(To do) Write out all lines holding the word "back".

(Extracted data entries)
————
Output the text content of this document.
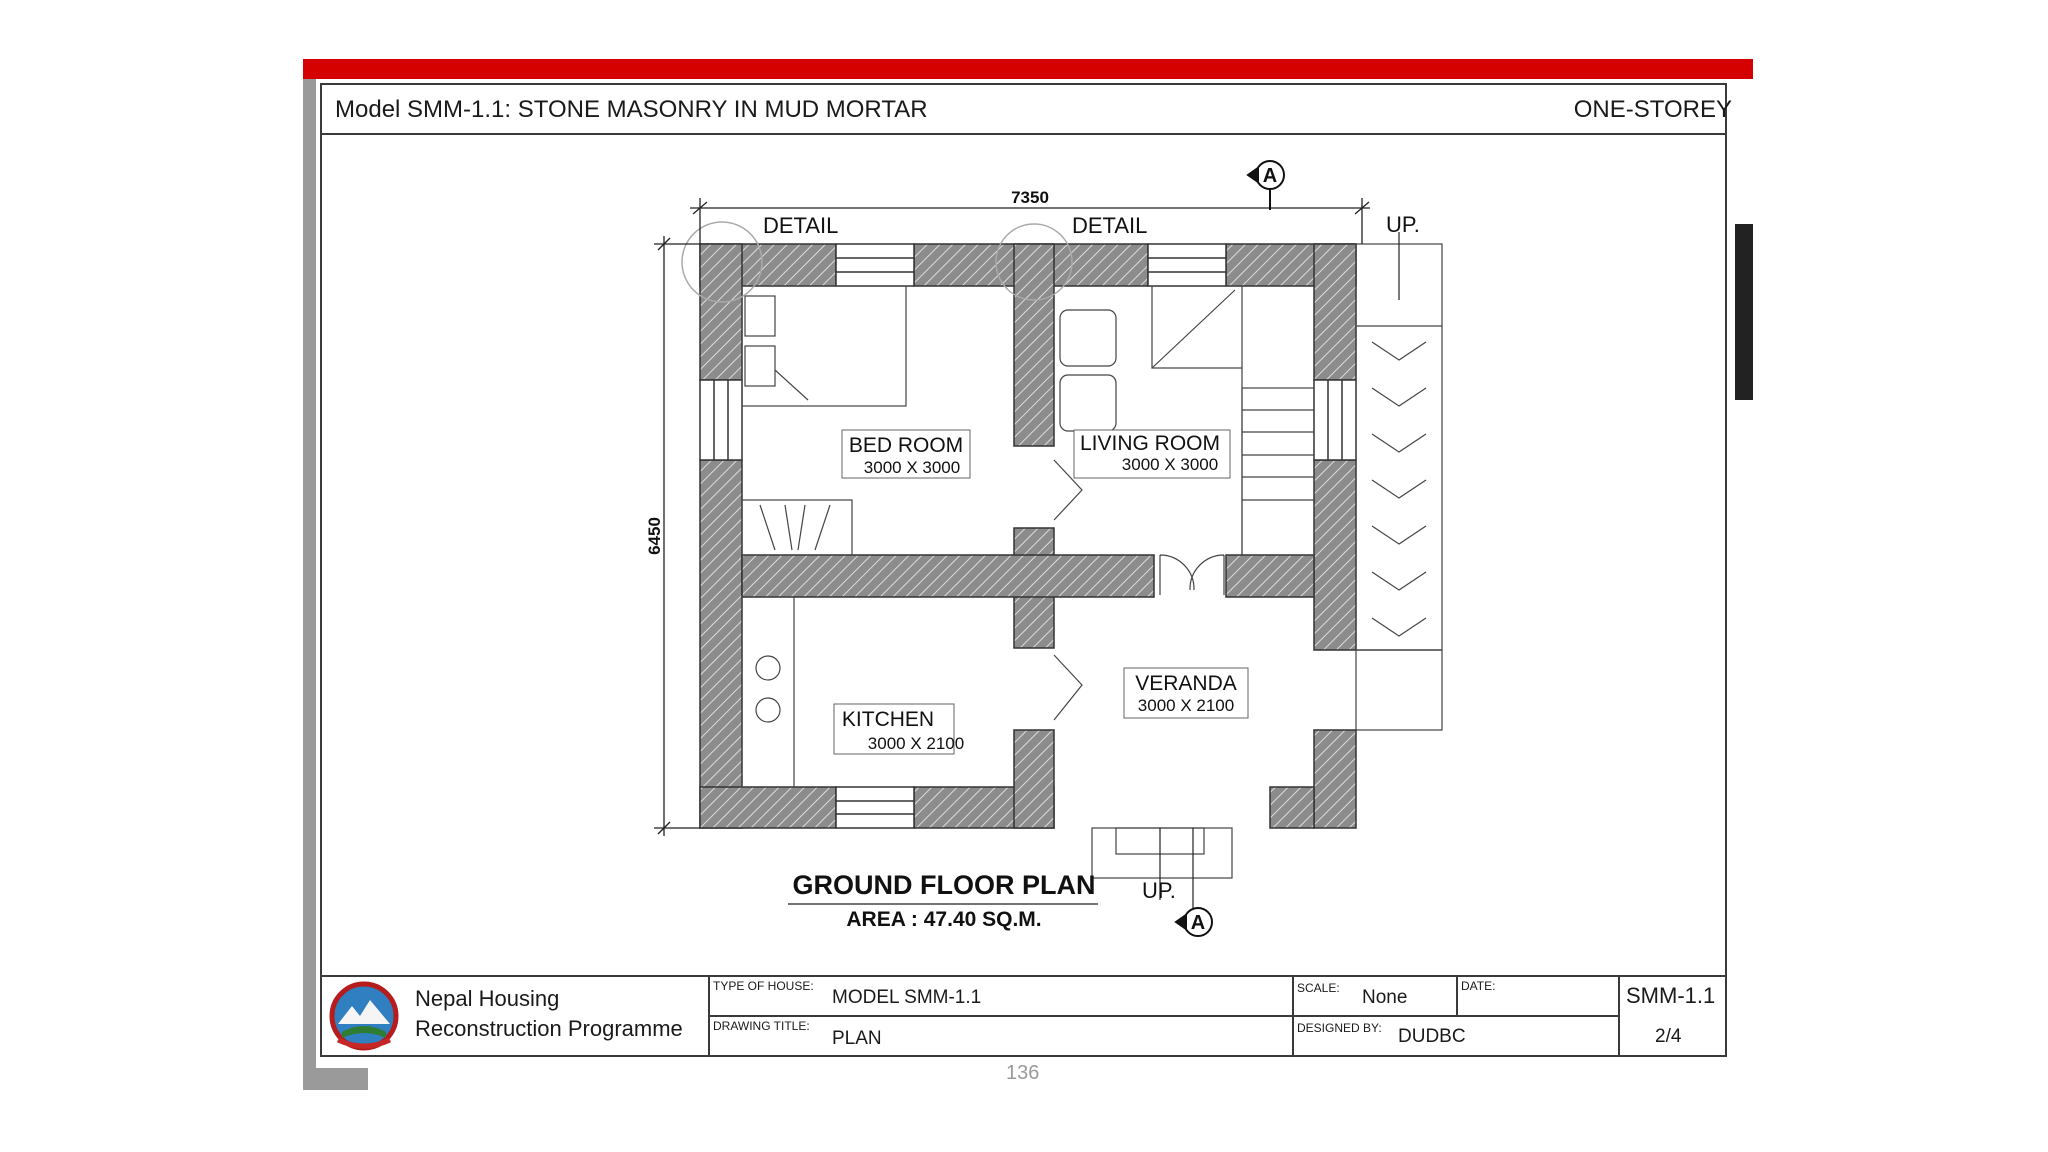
Model SMM-1.1: STONE MASONRY IN MUD MORTAR	ONE-STOREY
7350
6450
A
A
DETAIL	DETAIL	UP.
UP.
BED ROOM
3000 X 3000
LIVING ROOM
3000 X 3000
KITCHEN
3000 X 2100
VERANDA
3000 X 2100
GROUND FLOOR PLAN
AREA : 47.40 SQ.M.
Nepal Housing
Reconstruction Programme
TYPE OF HOUSE:
MODEL SMM-1.1
DRAWING TITLE:
PLAN
SCALE: None
DATE:
DESIGNED BY: DUDBC
SMM-1.1
2/4
136
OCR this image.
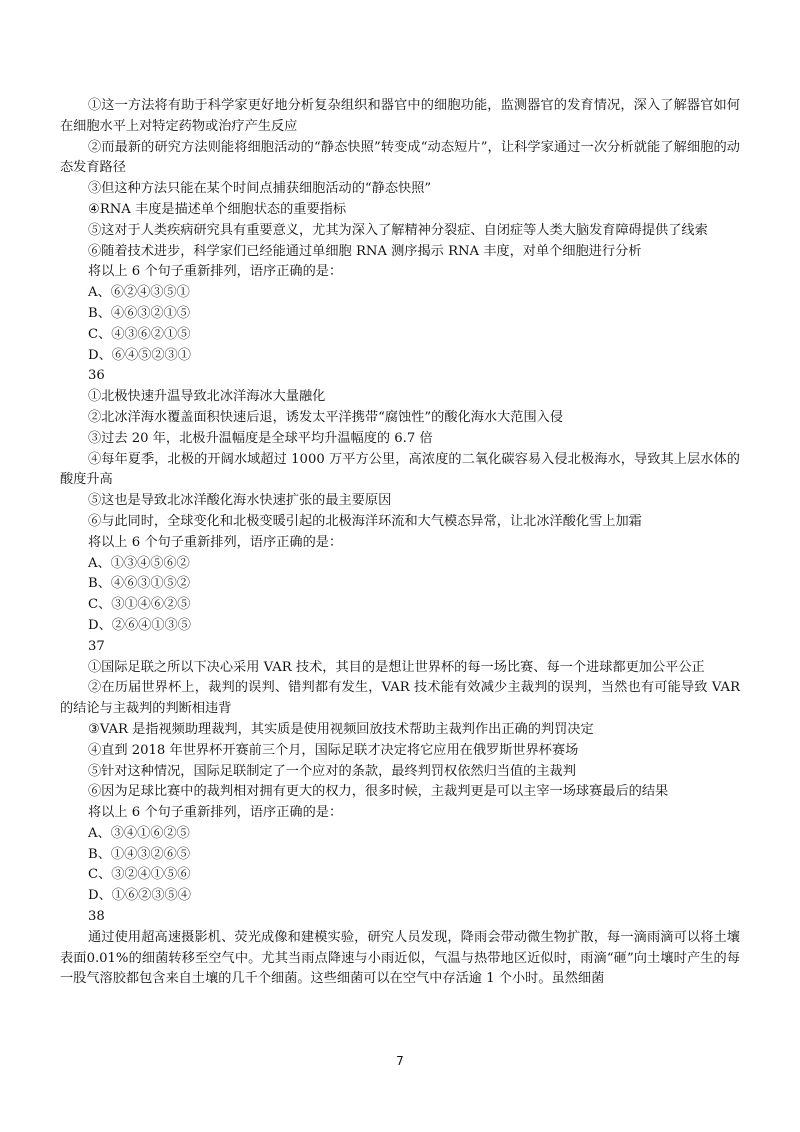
①这一方法将有助于科学家更好地分析复杂组织和器官中的细胞功能，监测器官的发育情况，深入了解器官如何在细胞水平上对特定药物或治疗产生反应

②而最新的研究方法则能将细胞活动的“静态快照”转变成“动态短片”，让科学家通过一次分析就能了解细胞的动态发育路径

③但这种方法只能在某个时间点捕获细胞活动的“静态快照”

④RNA 丰度是描述单个细胞状态的重要指标

⑤这对于人类疾病研究具有重要意义，尤其为深入了解精神分裂症、自闭症等人类大脑发育障碍提供了线索

⑥随着技术进步，科学家们已经能通过单细胞 RNA 测序揭示 RNA 丰度，对单个细胞进行分析

将以上 6 个句子重新排列，语序正确的是：

A、⑥②④③⑤①

B、④⑥③②①⑤

C、④③⑥②①⑤

D、⑥④⑤②③①

36

①北极快速升温导致北冰洋海冰大量融化

②北冰洋海水覆盖面积快速后退，诱发太平洋携带“腐蚀性”的酸化海水大范围入侵

③过去 20 年，北极升温幅度是全球平均升温幅度的 6.7 倍

④每年夏季，北极的开阔水域超过 1000 万平方公里，高浓度的二氧化碳容易入侵北极海水，导致其上层水体的酸度升高

⑤这也是导致北冰洋酸化海水快速扩张的最主要原因

⑥与此同时，全球变化和北极变暖引起的北极海洋环流和大气模态异常，让北冰洋酸化雪上加霜

将以上 6 个句子重新排列，语序正确的是：

A、①③④⑤⑥②

B、④⑥③①⑤②

C、③①④⑥②⑤

D、②⑥④①③⑤

37

①国际足联之所以下决心采用 VAR 技术，其目的是想让世界杯的每一场比赛、每一个进球都更加公平公正

②在历届世界杯上，裁判的误判、错判都有发生，VAR 技术能有效减少主裁判的误判，当然也有可能导致 VAR 的结论与主裁判的判断相违背

③VAR 是指视频助理裁判，其实质是使用视频回放技术帮助主裁判作出正确的判罚决定

④直到 2018 年世界杯开赛前三个月，国际足联才决定将它应用在俄罗斯世界杯赛场

⑤针对这种情况，国际足联制定了一个应对的条款，最终判罚权依然归当值的主裁判

⑥因为足球比赛中的裁判相对拥有更大的权力，很多时候，主裁判更是可以主宰一场球赛最后的结果

将以上 6 个句子重新排列，语序正确的是：

A、③④①⑥②⑤

B、①④③②⑥⑤

C、③②④①⑤⑥

D、①⑥②③⑤④

38

通过使用超高速摄影机、荧光成像和建模实验，研究人员发现，降雨会带动微生物扩散，每一滴雨滴可以将土壤表面0.01%的细菌转移至空气中。尤其当雨点降速与小雨近似，气温与热带地区近似时，雨滴“砸”向土壤时产生的每一股气溶胶都包含来自土壤的几千个细菌。这些细菌可以在空气中存活逾 1 个小时。虽然细菌

7
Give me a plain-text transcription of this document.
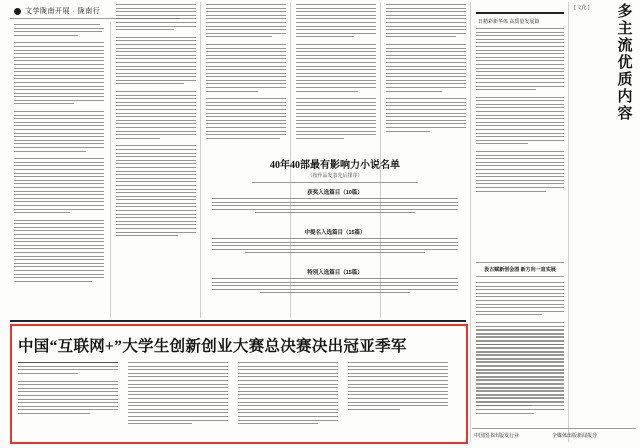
文学陇南开展 · 陇南行
40年40部最有影响力小说名单
（按作品发表先后排序）
获奖入选篇目（10篇）
中提名入选篇目（15篇）
特别入选篇目（15篇）
日精彩新华体 高质量发展篇
汲古赋新创会图 新方向一直实展
多
主
流
优
质
内
容
[ 文化 ]
中国“互联网+”大学生创新创业大赛总决赛决出冠亚季军
中国图书出版发行业	全媒体出版新闻报导
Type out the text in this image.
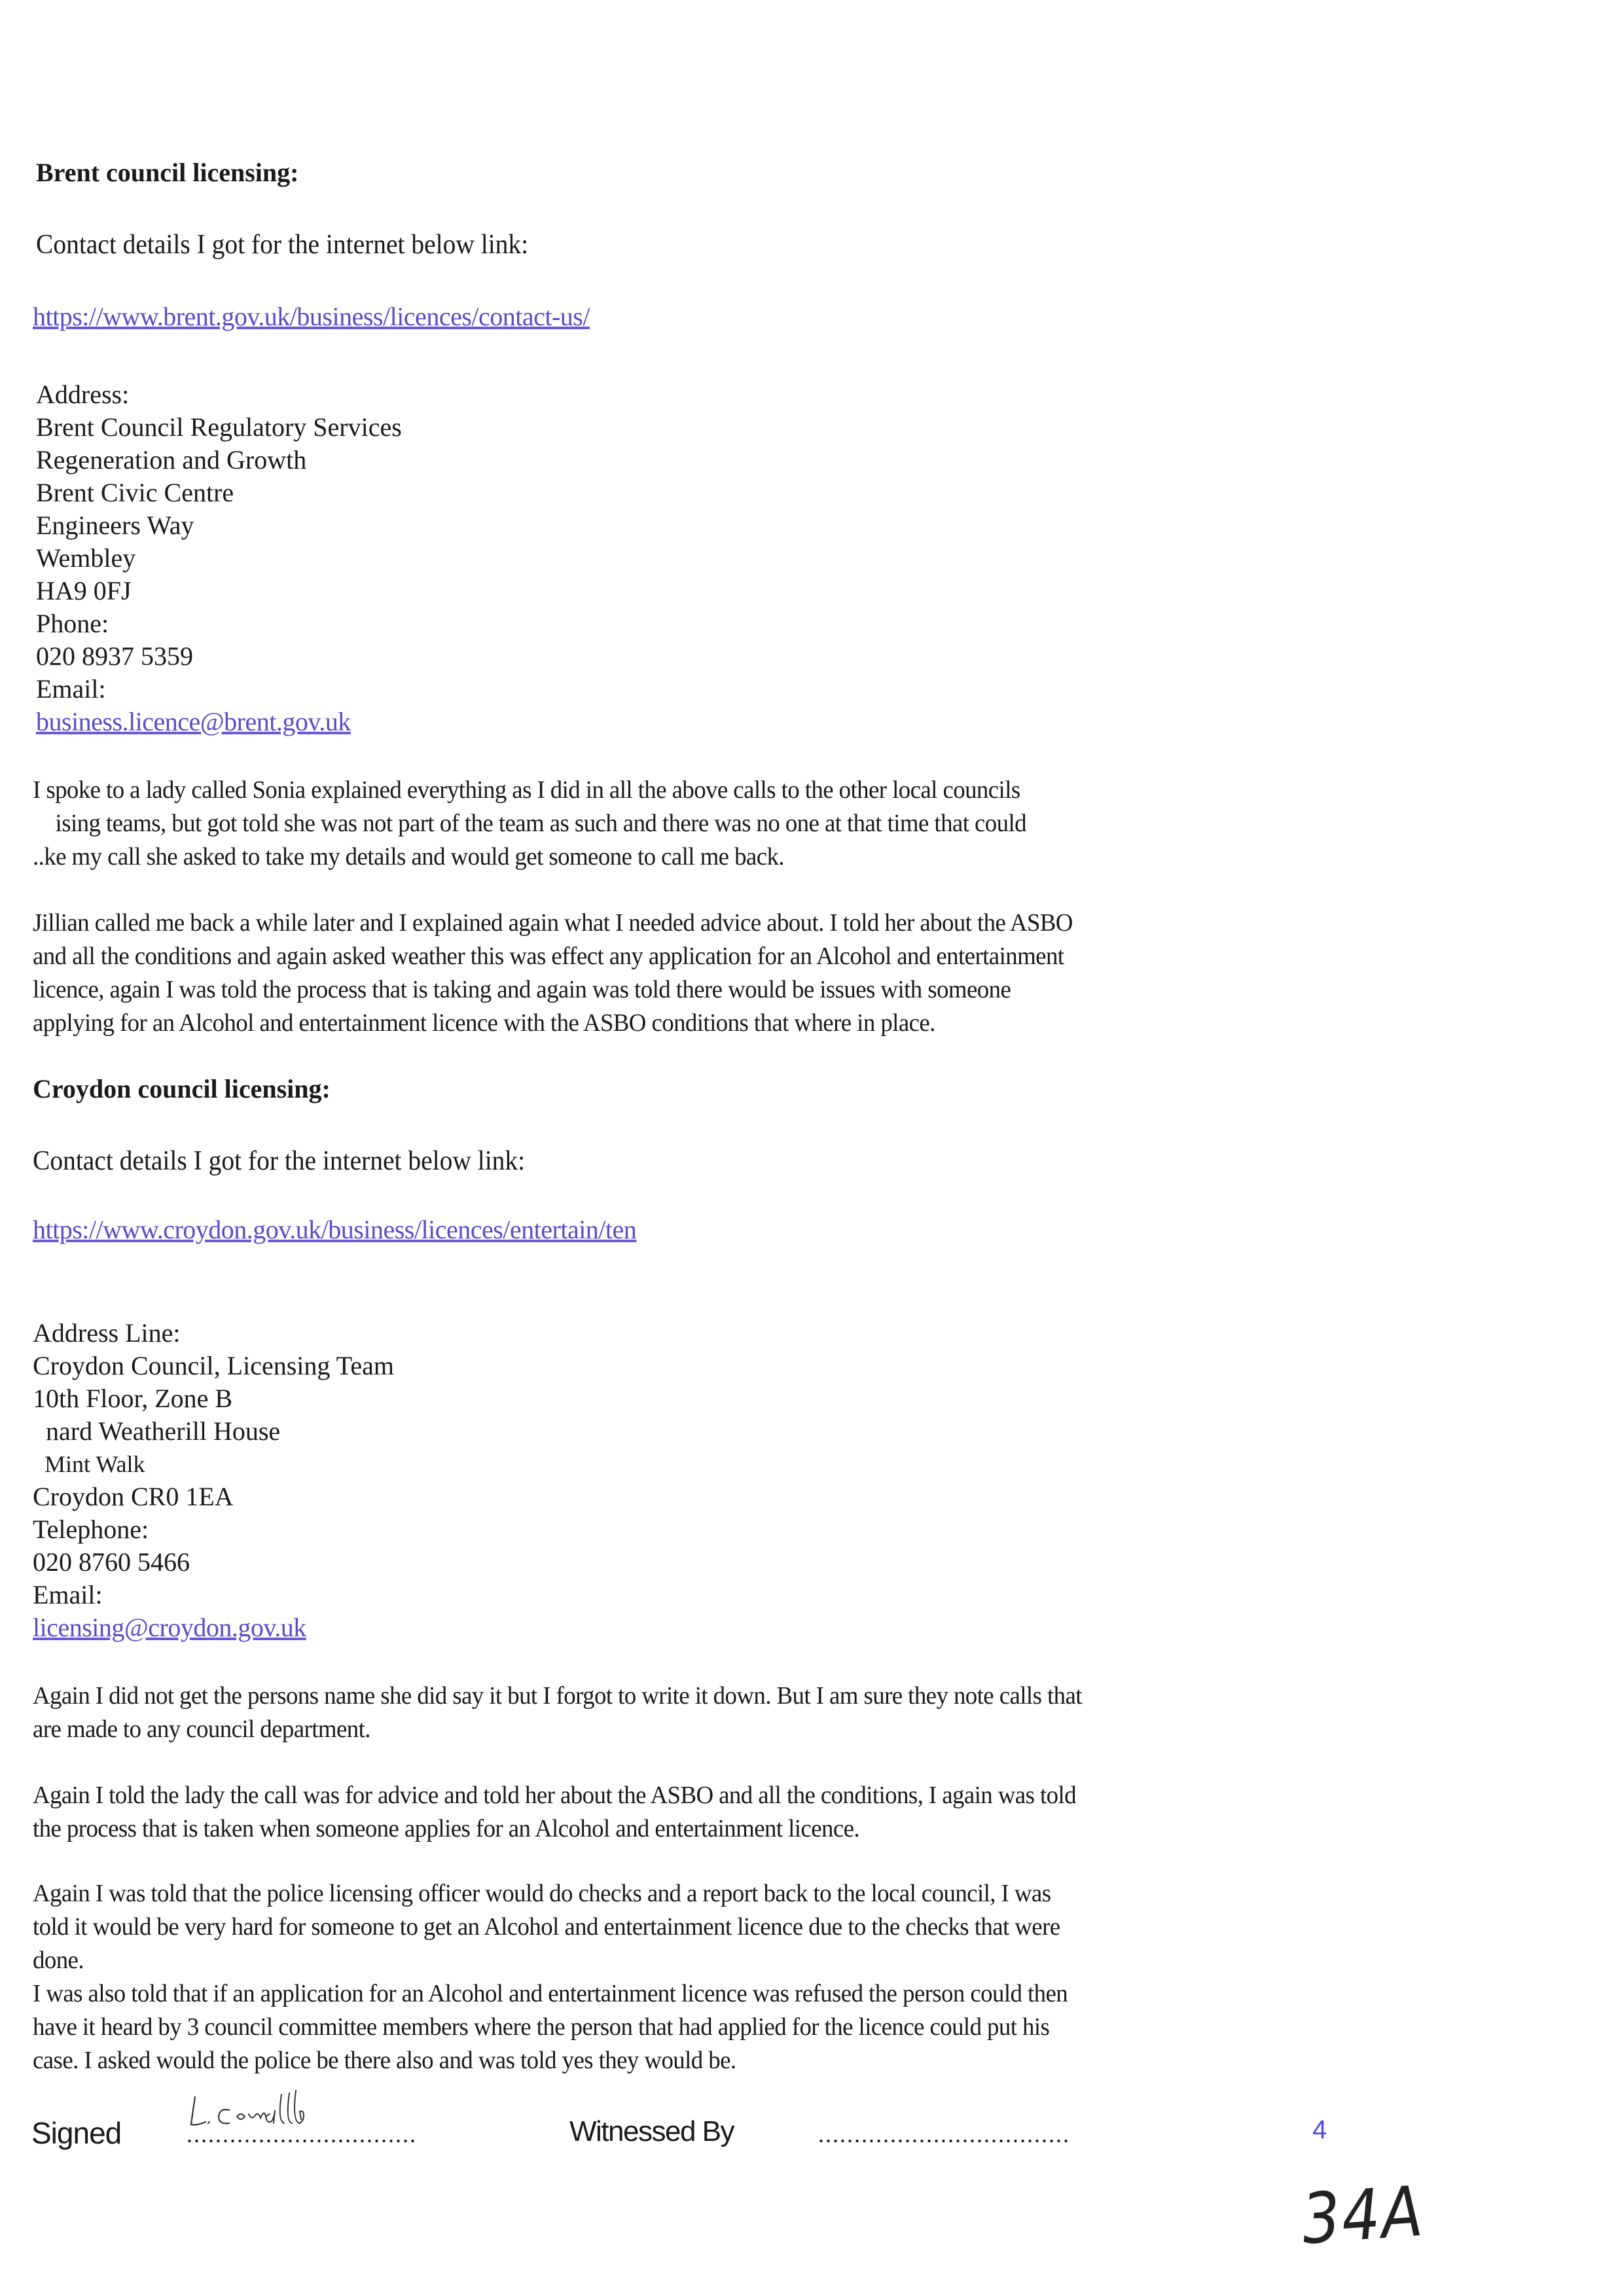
Brent council licensing:
Contact details I got for the internet below link:
https://www.brent.gov.uk/business/licences/contact-us/
Address:
Brent Council Regulatory Services
Regeneration and Growth
Brent Civic Centre
Engineers Way
Wembley
HA9 0FJ
Phone:
020 8937 5359
Email:
business.licence@brent.gov.uk

I spoke to a lady called Sonia explained everything as I did in all the above calls to the other local councils

ising teams, but got told she was not part of the team as such and there was no one at that time that could

..ke my call she asked to take my details and would get someone to call me back.

Jillian called me back a while later and I explained again what I needed advice about. I told her about the ASBO

and all the conditions and again asked weather this was effect any application for an Alcohol and entertainment

licence, again I was told the process that is taking and again was told there would be issues with someone

applying for an Alcohol and entertainment licence with the ASBO conditions that where in place.

Croydon council licensing:
Contact details I got for the internet below link:
https://www.croydon.gov.uk/business/licences/entertain/ten
Address Line:
Croydon Council, Licensing Team
10th Floor, Zone B
nard Weatherill House
Mint Walk
Croydon CR0 1EA
Telephone:
020 8760 5466
Email:
licensing@croydon.gov.uk

Again I did not get the persons name she did say it but I forgot to write it down. But I am sure they note calls that

are made to any council department.

Again I told the lady the call was for advice and told her about the ASBO and all the conditions, I again was told

the process that is taken when someone applies for an Alcohol and entertainment licence.

Again I was told that the police licensing officer would do checks and a report back to the local council, I was

told it would be very hard for someone to get an Alcohol and entertainment licence due to the checks that were

done.

I was also told that if an application for an Alcohol and entertainment licence was refused the person could then

have it heard by 3 council committee members where the person that had applied for the licence could put his

case. I asked would the police be there also and was told yes they would be.

Signed	................................	Witnessed By	...................................	4
34A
————
(Output for this exercise)
..ke my call she asked to take my details and would get someone to call me back.
Jillian called me back a while later and I explained again what I needed advice about. I told her about the ASBO
Again I was told that the police licensing officer would do checks and a report back to the local council, I was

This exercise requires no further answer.